[PROBLEM DESCRIPTION]
Lay out every line in the entries below as a numbered list, leaving out any blank lines.

Entries for layout elements:
——

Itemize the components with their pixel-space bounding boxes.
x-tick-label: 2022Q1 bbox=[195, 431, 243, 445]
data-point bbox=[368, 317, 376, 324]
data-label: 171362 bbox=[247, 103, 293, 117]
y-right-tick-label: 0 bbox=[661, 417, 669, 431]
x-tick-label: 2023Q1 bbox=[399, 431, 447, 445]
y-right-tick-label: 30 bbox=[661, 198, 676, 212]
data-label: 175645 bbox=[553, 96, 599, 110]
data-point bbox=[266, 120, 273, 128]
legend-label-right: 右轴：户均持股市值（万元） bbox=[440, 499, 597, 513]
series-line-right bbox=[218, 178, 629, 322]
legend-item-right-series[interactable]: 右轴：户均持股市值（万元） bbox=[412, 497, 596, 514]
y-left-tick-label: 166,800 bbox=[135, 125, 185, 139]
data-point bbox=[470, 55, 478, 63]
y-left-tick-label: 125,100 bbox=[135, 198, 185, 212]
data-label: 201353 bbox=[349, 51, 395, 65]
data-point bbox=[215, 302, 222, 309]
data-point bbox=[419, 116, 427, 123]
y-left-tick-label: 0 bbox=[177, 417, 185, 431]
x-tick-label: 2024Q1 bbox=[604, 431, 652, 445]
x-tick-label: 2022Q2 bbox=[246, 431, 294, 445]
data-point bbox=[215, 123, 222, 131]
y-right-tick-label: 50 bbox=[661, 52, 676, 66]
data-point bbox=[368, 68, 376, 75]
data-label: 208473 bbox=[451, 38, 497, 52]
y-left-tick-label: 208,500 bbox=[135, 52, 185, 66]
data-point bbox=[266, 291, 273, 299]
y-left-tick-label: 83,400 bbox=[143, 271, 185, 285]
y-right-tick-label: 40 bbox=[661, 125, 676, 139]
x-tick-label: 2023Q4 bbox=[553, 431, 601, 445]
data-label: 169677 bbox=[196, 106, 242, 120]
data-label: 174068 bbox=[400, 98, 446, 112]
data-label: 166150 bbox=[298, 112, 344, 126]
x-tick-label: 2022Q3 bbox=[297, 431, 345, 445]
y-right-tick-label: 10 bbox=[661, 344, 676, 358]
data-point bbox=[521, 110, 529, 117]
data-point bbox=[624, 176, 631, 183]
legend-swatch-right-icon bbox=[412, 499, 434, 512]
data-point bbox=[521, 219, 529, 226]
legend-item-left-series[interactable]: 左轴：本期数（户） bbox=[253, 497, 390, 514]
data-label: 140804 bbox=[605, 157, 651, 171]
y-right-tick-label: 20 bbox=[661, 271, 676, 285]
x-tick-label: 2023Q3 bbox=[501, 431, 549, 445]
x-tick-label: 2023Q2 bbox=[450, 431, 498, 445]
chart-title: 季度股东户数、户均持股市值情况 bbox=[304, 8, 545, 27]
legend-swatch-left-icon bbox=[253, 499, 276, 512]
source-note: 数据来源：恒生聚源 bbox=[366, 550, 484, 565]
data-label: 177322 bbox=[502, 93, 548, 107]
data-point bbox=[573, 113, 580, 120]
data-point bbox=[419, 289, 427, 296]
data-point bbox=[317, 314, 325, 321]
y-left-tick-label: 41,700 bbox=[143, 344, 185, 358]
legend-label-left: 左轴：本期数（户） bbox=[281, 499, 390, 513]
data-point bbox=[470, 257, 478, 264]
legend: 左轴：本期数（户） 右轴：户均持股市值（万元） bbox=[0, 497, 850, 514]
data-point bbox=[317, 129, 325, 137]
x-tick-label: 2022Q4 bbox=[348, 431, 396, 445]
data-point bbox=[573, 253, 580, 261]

——

[THE SOLUTION]
1. Itemize the components with their pixel-space bounding boxes.
2. x-tick-label: 2022Q1 bbox=[195, 431, 243, 445]
3. data-point bbox=[368, 317, 376, 324]
4. data-label: 171362 bbox=[247, 103, 293, 117]
5. y-right-tick-label: 0 bbox=[661, 417, 669, 431]
6. x-tick-label: 2023Q1 bbox=[399, 431, 447, 445]
7. y-right-tick-label: 30 bbox=[661, 198, 676, 212]
8. data-label: 175645 bbox=[553, 96, 599, 110]
9. data-point bbox=[266, 120, 273, 128]
10. legend-label-right: 右轴：户均持股市值（万元） bbox=[440, 499, 597, 513]
11. series-line-right bbox=[218, 178, 629, 322]
12. legend-item-right-series[interactable]: 右轴：户均持股市值（万元） bbox=[412, 497, 596, 514]
13. y-left-tick-label: 166,800 bbox=[135, 125, 185, 139]
14. data-point bbox=[470, 55, 478, 63]
15. y-left-tick-label: 125,100 bbox=[135, 198, 185, 212]
16. data-label: 201353 bbox=[349, 51, 395, 65]
17. data-point bbox=[215, 302, 222, 309]
18. data-point bbox=[419, 116, 427, 123]
19. y-left-tick-label: 0 bbox=[177, 417, 185, 431]
20. x-tick-label: 2024Q1 bbox=[604, 431, 652, 445]
21. x-tick-label: 2022Q2 bbox=[246, 431, 294, 445]
22. data-point bbox=[215, 123, 222, 131]
23. y-right-tick-label: 50 bbox=[661, 52, 676, 66]
24. data-point bbox=[368, 68, 376, 75]
25. data-label: 208473 bbox=[451, 38, 497, 52]
26. y-left-tick-label: 208,500 bbox=[135, 52, 185, 66]
27. data-point bbox=[266, 291, 273, 299]
28. y-left-tick-label: 83,400 bbox=[143, 271, 185, 285]
29. y-right-tick-label: 40 bbox=[661, 125, 676, 139]
30. x-tick-label: 2023Q4 bbox=[553, 431, 601, 445]
31. data-label: 169677 bbox=[196, 106, 242, 120]
32. data-label: 174068 bbox=[400, 98, 446, 112]
33. data-label: 166150 bbox=[298, 112, 344, 126]
34. x-tick-label: 2022Q3 bbox=[297, 431, 345, 445]
35. y-right-tick-label: 10 bbox=[661, 344, 676, 358]
36. data-point bbox=[521, 110, 529, 117]
37. data-point bbox=[624, 176, 631, 183]
38. legend-swatch-right-icon bbox=[412, 499, 434, 512]
39. data-point bbox=[521, 219, 529, 226]
40. legend-item-left-series[interactable]: 左轴：本期数（户） bbox=[253, 497, 390, 514]
41. data-label: 140804 bbox=[605, 157, 651, 171]
42. y-right-tick-label: 20 bbox=[661, 271, 676, 285]
43. x-tick-label: 2023Q3 bbox=[501, 431, 549, 445]
44. x-tick-label: 2023Q2 bbox=[450, 431, 498, 445]
45. chart-title: 季度股东户数、户均持股市值情况 bbox=[304, 8, 545, 27]
46. legend-swatch-left-icon bbox=[253, 499, 276, 512]
47. source-note: 数据来源：恒生聚源 bbox=[366, 550, 484, 565]
48. data-label: 177322 bbox=[502, 93, 548, 107]
49. data-point bbox=[573, 113, 580, 120]
50. data-point bbox=[419, 289, 427, 296]
51. data-point bbox=[317, 314, 325, 321]
52. y-left-tick-label: 41,700 bbox=[143, 344, 185, 358]
53. legend-label-left: 左轴：本期数（户） bbox=[281, 499, 390, 513]
54. data-point bbox=[470, 257, 478, 264]
55. legend: 左轴：本期数（户） 右轴：户均持股市值（万元） bbox=[0, 497, 850, 514]
56. data-point bbox=[317, 129, 325, 137]
57. x-tick-label: 2022Q4 bbox=[348, 431, 396, 445]
58. data-point bbox=[573, 253, 580, 261]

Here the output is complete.